Exercise task
Repeat each record below exactly, dropping the pictures.

— Begin Supplied records —

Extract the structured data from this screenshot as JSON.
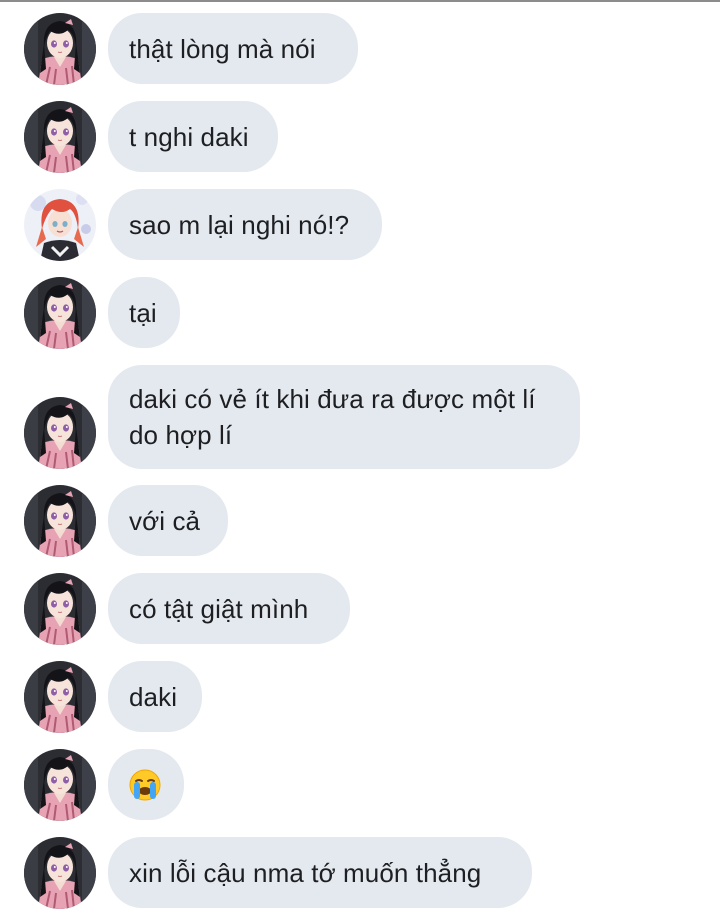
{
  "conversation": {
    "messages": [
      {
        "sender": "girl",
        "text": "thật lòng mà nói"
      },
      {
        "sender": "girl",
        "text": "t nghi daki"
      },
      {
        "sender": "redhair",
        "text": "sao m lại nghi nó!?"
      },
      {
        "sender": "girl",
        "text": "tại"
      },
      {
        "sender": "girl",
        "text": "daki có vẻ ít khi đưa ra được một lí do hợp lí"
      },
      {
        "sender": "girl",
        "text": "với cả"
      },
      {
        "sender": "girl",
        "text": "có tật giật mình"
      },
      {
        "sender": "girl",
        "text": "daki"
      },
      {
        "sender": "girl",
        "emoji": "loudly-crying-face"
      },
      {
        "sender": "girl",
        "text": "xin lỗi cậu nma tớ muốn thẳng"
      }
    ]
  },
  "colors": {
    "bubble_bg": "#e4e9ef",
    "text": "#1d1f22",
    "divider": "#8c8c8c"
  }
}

— End Supplied records —

Task answer
Extract the structured data from this screenshot as JSON.
{
  "conversation": {
    "messages": [
      {
        "sender": "girl",
        "text": "thật lòng mà nói"
      },
      {
        "sender": "girl",
        "text": "t nghi daki"
      },
      {
        "sender": "redhair",
        "text": "sao m lại nghi nó!?"
      },
      {
        "sender": "girl",
        "text": "tại"
      },
      {
        "sender": "girl",
        "text": "daki có vẻ ít khi đưa ra được một lí do hợp lí"
      },
      {
        "sender": "girl",
        "text": "với cả"
      },
      {
        "sender": "girl",
        "text": "có tật giật mình"
      },
      {
        "sender": "girl",
        "text": "daki"
      },
      {
        "sender": "girl",
        "emoji": "loudly-crying-face"
      },
      {
        "sender": "girl",
        "text": "xin lỗi cậu nma tớ muốn thẳng"
      }
    ]
  },
  "colors": {
    "bubble_bg": "#e4e9ef",
    "text": "#1d1f22",
    "divider": "#8c8c8c"
  }
}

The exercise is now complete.